What is expected
Retype all the records with nothing changed.

Supplied material
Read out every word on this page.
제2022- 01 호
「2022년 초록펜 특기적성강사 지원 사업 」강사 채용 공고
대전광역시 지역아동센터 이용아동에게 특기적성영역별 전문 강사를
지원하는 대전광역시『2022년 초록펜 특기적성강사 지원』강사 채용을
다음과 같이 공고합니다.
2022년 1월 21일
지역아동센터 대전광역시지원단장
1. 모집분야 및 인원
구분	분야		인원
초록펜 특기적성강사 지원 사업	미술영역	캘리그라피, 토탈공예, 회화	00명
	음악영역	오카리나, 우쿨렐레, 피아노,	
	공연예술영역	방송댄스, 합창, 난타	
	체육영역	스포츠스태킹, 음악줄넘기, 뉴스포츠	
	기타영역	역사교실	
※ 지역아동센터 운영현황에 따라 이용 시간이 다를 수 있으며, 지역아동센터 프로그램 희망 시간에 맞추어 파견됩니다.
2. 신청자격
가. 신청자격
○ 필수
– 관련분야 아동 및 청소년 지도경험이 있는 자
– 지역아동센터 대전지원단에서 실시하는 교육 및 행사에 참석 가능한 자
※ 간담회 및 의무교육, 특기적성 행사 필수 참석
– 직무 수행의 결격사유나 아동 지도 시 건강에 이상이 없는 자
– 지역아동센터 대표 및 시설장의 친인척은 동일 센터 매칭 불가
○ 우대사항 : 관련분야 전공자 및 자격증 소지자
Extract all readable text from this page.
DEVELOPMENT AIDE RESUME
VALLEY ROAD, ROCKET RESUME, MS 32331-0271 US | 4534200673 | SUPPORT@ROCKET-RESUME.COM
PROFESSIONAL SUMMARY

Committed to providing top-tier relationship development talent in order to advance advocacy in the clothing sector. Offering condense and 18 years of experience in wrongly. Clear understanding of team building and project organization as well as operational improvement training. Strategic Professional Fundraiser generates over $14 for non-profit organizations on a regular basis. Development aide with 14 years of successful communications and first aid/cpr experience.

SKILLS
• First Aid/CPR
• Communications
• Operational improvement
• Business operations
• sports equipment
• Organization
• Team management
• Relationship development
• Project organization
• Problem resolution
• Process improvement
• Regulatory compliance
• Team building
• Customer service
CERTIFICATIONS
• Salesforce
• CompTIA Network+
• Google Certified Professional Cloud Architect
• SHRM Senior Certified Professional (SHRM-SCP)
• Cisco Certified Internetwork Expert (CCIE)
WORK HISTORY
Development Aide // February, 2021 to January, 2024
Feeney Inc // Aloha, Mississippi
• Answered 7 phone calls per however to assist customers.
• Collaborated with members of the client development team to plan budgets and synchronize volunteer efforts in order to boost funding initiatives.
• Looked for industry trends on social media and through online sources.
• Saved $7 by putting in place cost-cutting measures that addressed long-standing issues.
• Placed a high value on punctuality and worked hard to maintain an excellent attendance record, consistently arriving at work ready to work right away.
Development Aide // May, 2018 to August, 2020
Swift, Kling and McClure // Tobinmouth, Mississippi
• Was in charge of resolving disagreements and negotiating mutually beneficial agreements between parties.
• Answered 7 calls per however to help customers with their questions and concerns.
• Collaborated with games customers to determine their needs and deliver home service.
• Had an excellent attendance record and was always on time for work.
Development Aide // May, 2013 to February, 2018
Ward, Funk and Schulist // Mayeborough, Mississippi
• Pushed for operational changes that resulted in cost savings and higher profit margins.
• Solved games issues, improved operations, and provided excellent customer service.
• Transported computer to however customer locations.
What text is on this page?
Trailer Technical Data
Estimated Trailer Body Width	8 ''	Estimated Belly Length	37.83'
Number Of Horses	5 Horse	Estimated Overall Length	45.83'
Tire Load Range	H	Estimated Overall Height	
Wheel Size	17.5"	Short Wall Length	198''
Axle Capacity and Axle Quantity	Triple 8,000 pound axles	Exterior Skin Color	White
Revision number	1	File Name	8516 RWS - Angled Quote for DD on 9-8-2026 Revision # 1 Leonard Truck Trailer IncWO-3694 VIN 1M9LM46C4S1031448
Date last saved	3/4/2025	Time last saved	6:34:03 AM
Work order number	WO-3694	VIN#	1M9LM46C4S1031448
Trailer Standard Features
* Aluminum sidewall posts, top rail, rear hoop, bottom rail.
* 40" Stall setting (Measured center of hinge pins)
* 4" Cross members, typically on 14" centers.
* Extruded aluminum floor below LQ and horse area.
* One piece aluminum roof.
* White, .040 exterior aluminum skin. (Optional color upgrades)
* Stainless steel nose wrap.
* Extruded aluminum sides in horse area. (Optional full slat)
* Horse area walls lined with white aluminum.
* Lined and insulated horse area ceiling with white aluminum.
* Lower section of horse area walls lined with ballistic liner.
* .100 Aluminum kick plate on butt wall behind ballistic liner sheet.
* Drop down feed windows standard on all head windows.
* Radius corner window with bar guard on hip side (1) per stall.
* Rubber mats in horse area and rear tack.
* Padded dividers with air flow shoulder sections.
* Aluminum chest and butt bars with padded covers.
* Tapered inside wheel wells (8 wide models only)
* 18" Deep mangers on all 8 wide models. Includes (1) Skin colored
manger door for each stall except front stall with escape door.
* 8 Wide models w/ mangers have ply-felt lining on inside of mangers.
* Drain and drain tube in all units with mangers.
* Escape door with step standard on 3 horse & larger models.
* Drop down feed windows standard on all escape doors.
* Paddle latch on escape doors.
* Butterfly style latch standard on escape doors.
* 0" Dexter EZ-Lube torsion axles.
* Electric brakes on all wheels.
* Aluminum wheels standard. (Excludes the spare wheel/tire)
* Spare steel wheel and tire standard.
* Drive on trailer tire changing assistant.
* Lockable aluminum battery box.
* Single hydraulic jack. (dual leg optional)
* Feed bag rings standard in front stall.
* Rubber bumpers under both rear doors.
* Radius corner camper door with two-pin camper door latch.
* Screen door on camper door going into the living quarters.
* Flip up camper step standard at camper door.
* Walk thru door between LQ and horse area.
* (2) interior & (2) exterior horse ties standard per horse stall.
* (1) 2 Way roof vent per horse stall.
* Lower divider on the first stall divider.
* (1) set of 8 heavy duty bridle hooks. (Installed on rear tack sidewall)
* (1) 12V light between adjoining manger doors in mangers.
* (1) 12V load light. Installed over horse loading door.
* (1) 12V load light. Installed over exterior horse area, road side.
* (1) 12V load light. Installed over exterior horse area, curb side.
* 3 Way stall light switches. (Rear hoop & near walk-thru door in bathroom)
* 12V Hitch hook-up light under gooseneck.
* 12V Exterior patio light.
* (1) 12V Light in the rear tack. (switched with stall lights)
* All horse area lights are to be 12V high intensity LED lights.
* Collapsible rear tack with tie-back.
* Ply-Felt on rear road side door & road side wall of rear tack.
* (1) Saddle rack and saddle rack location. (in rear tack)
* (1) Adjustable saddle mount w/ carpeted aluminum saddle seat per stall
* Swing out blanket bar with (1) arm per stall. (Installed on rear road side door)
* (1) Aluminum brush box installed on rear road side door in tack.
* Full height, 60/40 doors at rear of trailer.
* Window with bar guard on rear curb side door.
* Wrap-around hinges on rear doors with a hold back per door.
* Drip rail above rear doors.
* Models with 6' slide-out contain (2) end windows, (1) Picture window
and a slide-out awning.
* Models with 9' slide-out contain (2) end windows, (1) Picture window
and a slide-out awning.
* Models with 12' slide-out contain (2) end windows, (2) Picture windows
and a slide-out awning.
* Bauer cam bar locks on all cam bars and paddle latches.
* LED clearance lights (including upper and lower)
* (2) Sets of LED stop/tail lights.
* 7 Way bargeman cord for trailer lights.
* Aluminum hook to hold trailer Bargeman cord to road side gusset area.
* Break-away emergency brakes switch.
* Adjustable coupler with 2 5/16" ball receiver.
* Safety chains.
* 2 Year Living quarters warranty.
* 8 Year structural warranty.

Answer
Read out every word on this page.
제2022- 01 호
「2022년 초록펜 특기적성강사 지원 사업 」강사 채용 공고
대전광역시 지역아동센터 이용아동에게 특기적성영역별 전문 강사를
지원하는 대전광역시『2022년 초록펜 특기적성강사 지원』강사 채용을
다음과 같이 공고합니다.
2022년 1월 21일
지역아동센터 대전광역시지원단장
1. 모집분야 및 인원
구분	분야		인원
초록펜 특기적성강사 지원 사업	미술영역	캘리그라피, 토탈공예, 회화	00명
	음악영역	오카리나, 우쿨렐레, 피아노,	
	공연예술영역	방송댄스, 합창, 난타	
	체육영역	스포츠스태킹, 음악줄넘기, 뉴스포츠	
	기타영역	역사교실	
※ 지역아동센터 운영현황에 따라 이용 시간이 다를 수 있으며, 지역아동센터 프로그램 희망 시간에 맞추어 파견됩니다.
2. 신청자격
가. 신청자격
○ 필수
– 관련분야 아동 및 청소년 지도경험이 있는 자
– 지역아동센터 대전지원단에서 실시하는 교육 및 행사에 참석 가능한 자
※ 간담회 및 의무교육, 특기적성 행사 필수 참석
– 직무 수행의 결격사유나 아동 지도 시 건강에 이상이 없는 자
– 지역아동센터 대표 및 시설장의 친인척은 동일 센터 매칭 불가
○ 우대사항 : 관련분야 전공자 및 자격증 소지자
Extract all readable text from this page.
DEVELOPMENT AIDE RESUME
VALLEY ROAD, ROCKET RESUME, MS 32331-0271 US | 4534200673 | SUPPORT@ROCKET-RESUME.COM
PROFESSIONAL SUMMARY

Committed to providing top-tier relationship development talent in order to advance advocacy in the clothing sector. Offering condense and 18 years of experience in wrongly. Clear understanding of team building and project organization as well as operational improvement training. Strategic Professional Fundraiser generates over $14 for non-profit organizations on a regular basis. Development aide with 14 years of successful communications and first aid/cpr experience.

SKILLS
• First Aid/CPR
• Communications
• Operational improvement
• Business operations
• sports equipment
• Organization
• Team management
• Relationship development
• Project organization
• Problem resolution
• Process improvement
• Regulatory compliance
• Team building
• Customer service
CERTIFICATIONS
• Salesforce
• CompTIA Network+
• Google Certified Professional Cloud Architect
• SHRM Senior Certified Professional (SHRM-SCP)
• Cisco Certified Internetwork Expert (CCIE)
WORK HISTORY
Development Aide // February, 2021 to January, 2024
Feeney Inc // Aloha, Mississippi
• Answered 7 phone calls per however to assist customers.
• Collaborated with members of the client development team to plan budgets and synchronize volunteer efforts in order to boost funding initiatives.
• Looked for industry trends on social media and through online sources.
• Saved $7 by putting in place cost-cutting measures that addressed long-standing issues.
• Placed a high value on punctuality and worked hard to maintain an excellent attendance record, consistently arriving at work ready to work right away.
Development Aide // May, 2018 to August, 2020
Swift, Kling and McClure // Tobinmouth, Mississippi
• Was in charge of resolving disagreements and negotiating mutually beneficial agreements between parties.
• Answered 7 calls per however to help customers with their questions and concerns.
• Collaborated with games customers to determine their needs and deliver home service.
• Had an excellent attendance record and was always on time for work.
Development Aide // May, 2013 to February, 2018
Ward, Funk and Schulist // Mayeborough, Mississippi
• Pushed for operational changes that resulted in cost savings and higher profit margins.
• Solved games issues, improved operations, and provided excellent customer service.
• Transported computer to however customer locations.
What text is on this page?
Trailer Technical Data
Estimated Trailer Body Width	8 ''	Estimated Belly Length	37.83'
Number Of Horses	5 Horse	Estimated Overall Length	45.83'
Tire Load Range	H	Estimated Overall Height	
Wheel Size	17.5"	Short Wall Length	198''
Axle Capacity and Axle Quantity	Triple 8,000 pound axles	Exterior Skin Color	White
Revision number	1	File Name	8516 RWS - Angled Quote for DD on 9-8-2026 Revision # 1 Leonard Truck Trailer IncWO-3694 VIN 1M9LM46C4S1031448
Date last saved	3/4/2025	Time last saved	6:34:03 AM
Work order number	WO-3694	VIN#	1M9LM46C4S1031448
Trailer Standard Features
* Aluminum sidewall posts, top rail, rear hoop, bottom rail.
* 40" Stall setting (Measured center of hinge pins)
* 4" Cross members, typically on 14" centers.
* Extruded aluminum floor below LQ and horse area.
* One piece aluminum roof.
* White, .040 exterior aluminum skin. (Optional color upgrades)
* Stainless steel nose wrap.
* Extruded aluminum sides in horse area. (Optional full slat)
* Horse area walls lined with white aluminum.
* Lined and insulated horse area ceiling with white aluminum.
* Lower section of horse area walls lined with ballistic liner.
* .100 Aluminum kick plate on butt wall behind ballistic liner sheet.
* Drop down feed windows standard on all head windows.
* Radius corner window with bar guard on hip side (1) per stall.
* Rubber mats in horse area and rear tack.
* Padded dividers with air flow shoulder sections.
* Aluminum chest and butt bars with padded covers.
* Tapered inside wheel wells (8 wide models only)
* 18" Deep mangers on all 8 wide models. Includes (1) Skin colored
manger door for each stall except front stall with escape door.
* 8 Wide models w/ mangers have ply-felt lining on inside of mangers.
* Drain and drain tube in all units with mangers.
* Escape door with step standard on 3 horse & larger models.
* Drop down feed windows standard on all escape doors.
* Paddle latch on escape doors.
* Butterfly style latch standard on escape doors.
* 0" Dexter EZ-Lube torsion axles.
* Electric brakes on all wheels.
* Aluminum wheels standard. (Excludes the spare wheel/tire)
* Spare steel wheel and tire standard.
* Drive on trailer tire changing assistant.
* Lockable aluminum battery box.
* Single hydraulic jack. (dual leg optional)
* Feed bag rings standard in front stall.
* Rubber bumpers under both rear doors.
* Radius corner camper door with two-pin camper door latch.
* Screen door on camper door going into the living quarters.
* Flip up camper step standard at camper door.
* Walk thru door between LQ and horse area.
* (2) interior & (2) exterior horse ties standard per horse stall.
* (1) 2 Way roof vent per horse stall.
* Lower divider on the first stall divider.
* (1) set of 8 heavy duty bridle hooks. (Installed on rear tack sidewall)
* (1) 12V light between adjoining manger doors in mangers.
* (1) 12V load light. Installed over horse loading door.
* (1) 12V load light. Installed over exterior horse area, road side.
* (1) 12V load light. Installed over exterior horse area, curb side.
* 3 Way stall light switches. (Rear hoop & near walk-thru door in bathroom)
* 12V Hitch hook-up light under gooseneck.
* 12V Exterior patio light.
* (1) 12V Light in the rear tack. (switched with stall lights)
* All horse area lights are to be 12V high intensity LED lights.
* Collapsible rear tack with tie-back.
* Ply-Felt on rear road side door & road side wall of rear tack.
* (1) Saddle rack and saddle rack location. (in rear tack)
* (1) Adjustable saddle mount w/ carpeted aluminum saddle seat per stall
* Swing out blanket bar with (1) arm per stall. (Installed on rear road side door)
* (1) Aluminum brush box installed on rear road side door in tack.
* Full height, 60/40 doors at rear of trailer.
* Window with bar guard on rear curb side door.
* Wrap-around hinges on rear doors with a hold back per door.
* Drip rail above rear doors.
* Models with 6' slide-out contain (2) end windows, (1) Picture window
and a slide-out awning.
* Models with 9' slide-out contain (2) end windows, (1) Picture window
and a slide-out awning.
* Models with 12' slide-out contain (2) end windows, (2) Picture windows
and a slide-out awning.
* Bauer cam bar locks on all cam bars and paddle latches.
* LED clearance lights (including upper and lower)
* (2) Sets of LED stop/tail lights.
* 7 Way bargeman cord for trailer lights.
* Aluminum hook to hold trailer Bargeman cord to road side gusset area.
* Break-away emergency brakes switch.
* Adjustable coupler with 2 5/16" ball receiver.
* Safety chains.
* 2 Year Living quarters warranty.
* 8 Year structural warranty.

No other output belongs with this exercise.